Data excerpts:
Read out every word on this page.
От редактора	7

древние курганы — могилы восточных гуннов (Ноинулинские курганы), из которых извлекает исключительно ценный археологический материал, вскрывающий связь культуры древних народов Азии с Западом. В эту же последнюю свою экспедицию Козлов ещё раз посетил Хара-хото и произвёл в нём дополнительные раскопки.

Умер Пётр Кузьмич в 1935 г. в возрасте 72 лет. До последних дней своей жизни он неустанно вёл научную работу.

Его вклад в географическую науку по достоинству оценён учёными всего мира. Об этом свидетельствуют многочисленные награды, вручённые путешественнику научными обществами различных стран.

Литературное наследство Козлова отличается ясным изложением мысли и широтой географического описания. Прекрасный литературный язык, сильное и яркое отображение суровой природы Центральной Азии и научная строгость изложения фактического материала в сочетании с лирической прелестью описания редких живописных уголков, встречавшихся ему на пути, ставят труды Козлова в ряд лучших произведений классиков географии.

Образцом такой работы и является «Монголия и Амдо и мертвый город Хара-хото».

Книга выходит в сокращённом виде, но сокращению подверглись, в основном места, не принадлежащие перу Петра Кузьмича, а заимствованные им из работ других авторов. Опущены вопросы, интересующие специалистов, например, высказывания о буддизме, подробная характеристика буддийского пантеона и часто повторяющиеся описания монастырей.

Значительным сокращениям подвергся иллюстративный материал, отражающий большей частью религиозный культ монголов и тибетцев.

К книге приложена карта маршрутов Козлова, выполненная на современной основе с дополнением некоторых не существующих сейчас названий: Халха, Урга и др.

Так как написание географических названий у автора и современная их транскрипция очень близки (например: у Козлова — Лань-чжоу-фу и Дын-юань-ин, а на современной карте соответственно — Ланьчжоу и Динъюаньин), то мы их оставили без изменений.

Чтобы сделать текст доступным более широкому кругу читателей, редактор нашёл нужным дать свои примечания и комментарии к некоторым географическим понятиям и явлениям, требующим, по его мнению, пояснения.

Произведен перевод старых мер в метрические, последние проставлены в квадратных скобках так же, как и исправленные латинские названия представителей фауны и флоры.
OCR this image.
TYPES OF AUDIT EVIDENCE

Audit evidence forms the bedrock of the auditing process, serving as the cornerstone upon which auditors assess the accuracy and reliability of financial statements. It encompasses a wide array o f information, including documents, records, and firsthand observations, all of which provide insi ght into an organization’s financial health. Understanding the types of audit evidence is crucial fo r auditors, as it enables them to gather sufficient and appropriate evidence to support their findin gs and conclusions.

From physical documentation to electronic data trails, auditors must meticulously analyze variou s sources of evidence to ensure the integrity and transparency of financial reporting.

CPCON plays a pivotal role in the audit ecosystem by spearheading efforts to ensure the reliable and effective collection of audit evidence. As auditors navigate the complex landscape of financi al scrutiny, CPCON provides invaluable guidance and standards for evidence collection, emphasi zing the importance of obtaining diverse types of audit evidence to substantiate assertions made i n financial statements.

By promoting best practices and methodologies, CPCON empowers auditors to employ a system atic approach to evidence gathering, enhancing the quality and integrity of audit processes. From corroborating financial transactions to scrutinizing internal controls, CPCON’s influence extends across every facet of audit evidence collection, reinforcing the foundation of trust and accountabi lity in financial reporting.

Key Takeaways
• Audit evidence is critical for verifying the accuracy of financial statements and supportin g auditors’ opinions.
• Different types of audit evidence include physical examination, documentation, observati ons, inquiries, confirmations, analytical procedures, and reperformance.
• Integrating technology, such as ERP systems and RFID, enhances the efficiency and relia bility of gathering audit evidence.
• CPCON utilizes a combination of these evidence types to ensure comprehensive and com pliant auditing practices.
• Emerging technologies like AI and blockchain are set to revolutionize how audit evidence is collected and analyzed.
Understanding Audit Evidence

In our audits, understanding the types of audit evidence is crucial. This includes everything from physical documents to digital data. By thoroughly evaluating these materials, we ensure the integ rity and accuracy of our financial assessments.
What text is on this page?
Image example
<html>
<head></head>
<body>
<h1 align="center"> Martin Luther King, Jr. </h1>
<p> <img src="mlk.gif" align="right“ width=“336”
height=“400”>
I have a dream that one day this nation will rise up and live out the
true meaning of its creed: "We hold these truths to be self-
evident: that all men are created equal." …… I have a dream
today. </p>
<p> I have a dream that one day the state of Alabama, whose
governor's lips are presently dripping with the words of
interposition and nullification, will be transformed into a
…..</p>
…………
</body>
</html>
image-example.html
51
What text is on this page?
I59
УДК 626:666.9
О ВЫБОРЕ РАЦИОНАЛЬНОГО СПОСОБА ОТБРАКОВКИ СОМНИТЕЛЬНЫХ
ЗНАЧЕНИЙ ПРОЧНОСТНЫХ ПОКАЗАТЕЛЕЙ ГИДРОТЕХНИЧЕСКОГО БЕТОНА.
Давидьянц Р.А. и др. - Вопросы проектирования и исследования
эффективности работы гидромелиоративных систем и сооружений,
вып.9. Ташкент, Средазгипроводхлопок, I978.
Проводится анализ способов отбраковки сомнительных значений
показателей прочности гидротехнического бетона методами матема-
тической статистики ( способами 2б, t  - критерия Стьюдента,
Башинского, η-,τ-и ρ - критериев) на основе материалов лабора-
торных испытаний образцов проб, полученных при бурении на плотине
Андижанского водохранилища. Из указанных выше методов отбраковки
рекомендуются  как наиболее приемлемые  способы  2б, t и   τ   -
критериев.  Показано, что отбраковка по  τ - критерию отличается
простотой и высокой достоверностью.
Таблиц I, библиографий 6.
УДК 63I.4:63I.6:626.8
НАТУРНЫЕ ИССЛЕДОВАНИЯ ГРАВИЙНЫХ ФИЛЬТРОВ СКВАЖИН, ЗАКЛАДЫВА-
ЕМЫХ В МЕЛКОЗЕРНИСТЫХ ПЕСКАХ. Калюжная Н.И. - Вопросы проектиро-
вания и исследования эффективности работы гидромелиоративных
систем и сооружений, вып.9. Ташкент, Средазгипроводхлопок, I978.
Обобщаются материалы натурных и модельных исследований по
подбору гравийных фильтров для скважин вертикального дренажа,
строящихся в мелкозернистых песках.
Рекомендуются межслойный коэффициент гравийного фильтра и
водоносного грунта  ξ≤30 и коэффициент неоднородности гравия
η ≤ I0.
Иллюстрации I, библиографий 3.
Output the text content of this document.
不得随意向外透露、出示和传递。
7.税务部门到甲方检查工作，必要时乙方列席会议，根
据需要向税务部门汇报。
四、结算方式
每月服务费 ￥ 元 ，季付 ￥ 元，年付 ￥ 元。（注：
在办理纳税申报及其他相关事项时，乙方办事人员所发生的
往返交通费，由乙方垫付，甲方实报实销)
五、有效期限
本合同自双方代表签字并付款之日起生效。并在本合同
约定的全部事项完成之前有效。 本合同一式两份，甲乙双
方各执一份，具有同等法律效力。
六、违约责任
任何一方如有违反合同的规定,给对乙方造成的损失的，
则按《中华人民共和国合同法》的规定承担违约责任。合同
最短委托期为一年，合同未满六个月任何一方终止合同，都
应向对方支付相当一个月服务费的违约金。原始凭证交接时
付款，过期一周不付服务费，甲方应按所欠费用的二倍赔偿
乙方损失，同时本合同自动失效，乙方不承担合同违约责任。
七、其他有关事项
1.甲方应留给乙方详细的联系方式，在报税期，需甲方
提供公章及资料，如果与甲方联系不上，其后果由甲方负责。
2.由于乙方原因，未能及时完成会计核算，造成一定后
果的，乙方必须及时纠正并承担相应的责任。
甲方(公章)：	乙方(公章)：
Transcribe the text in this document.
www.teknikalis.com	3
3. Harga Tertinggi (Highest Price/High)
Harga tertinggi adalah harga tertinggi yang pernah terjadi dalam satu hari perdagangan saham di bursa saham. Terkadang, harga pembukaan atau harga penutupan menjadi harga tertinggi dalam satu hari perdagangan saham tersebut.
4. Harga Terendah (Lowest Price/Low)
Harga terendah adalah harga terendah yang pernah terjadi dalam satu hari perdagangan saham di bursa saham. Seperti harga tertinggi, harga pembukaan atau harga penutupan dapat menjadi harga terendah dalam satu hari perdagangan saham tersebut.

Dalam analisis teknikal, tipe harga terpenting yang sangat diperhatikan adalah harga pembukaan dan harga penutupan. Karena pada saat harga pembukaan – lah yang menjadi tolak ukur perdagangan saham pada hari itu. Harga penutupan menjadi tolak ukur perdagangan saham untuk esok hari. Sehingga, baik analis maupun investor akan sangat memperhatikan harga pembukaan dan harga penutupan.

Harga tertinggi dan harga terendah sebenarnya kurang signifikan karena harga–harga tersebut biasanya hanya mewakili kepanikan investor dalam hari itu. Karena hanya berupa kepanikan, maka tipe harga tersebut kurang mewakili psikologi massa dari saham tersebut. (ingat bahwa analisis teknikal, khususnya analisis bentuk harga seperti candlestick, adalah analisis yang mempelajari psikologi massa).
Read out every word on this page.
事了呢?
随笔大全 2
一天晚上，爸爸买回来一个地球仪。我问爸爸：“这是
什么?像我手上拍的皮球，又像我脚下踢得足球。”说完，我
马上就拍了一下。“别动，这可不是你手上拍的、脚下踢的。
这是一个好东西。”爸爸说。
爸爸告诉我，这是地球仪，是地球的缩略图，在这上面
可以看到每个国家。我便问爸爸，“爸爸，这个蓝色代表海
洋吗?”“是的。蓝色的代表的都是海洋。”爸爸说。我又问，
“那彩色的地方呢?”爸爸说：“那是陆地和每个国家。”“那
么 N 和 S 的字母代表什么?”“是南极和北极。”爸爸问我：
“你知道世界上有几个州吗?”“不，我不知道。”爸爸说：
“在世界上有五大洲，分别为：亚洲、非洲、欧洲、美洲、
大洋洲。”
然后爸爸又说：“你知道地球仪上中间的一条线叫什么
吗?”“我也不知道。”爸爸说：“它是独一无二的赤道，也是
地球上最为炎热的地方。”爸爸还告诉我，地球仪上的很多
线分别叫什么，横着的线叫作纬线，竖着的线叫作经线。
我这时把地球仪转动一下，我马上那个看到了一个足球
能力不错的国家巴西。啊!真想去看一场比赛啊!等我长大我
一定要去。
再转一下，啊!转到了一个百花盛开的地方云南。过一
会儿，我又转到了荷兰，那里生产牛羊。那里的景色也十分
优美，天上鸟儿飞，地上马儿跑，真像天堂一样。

[GIVEN PROBLEM] Collect, from the material above, every line containing the word "statements".

[EXERCISE RESULT]
Audit evidence forms the bedrock of the auditing process, serving as the cornerstone upon which auditors assess the accuracy and reliability of financial statements. It encompasses a wide array o f information, including documents, records, and firsthand observations, all of which provide insi ght into an organization’s financial health. Understanding the types of audit evidence is crucial fo r auditors, as it enables them to gather sufficient and appropriate evidence to support their findin gs and conclusions.
CPCON plays a pivotal role in the audit ecosystem by spearheading efforts to ensure the reliable and effective collection of audit evidence. As auditors navigate the complex landscape of financi al scrutiny, CPCON provides invaluable guidance and standards for evidence collection, emphasi zing the importance of obtaining diverse types of audit evidence to substantiate assertions made i n financial statements.
• Audit evidence is critical for verifying the accuracy of financial statements and supportin g auditors’ opinions.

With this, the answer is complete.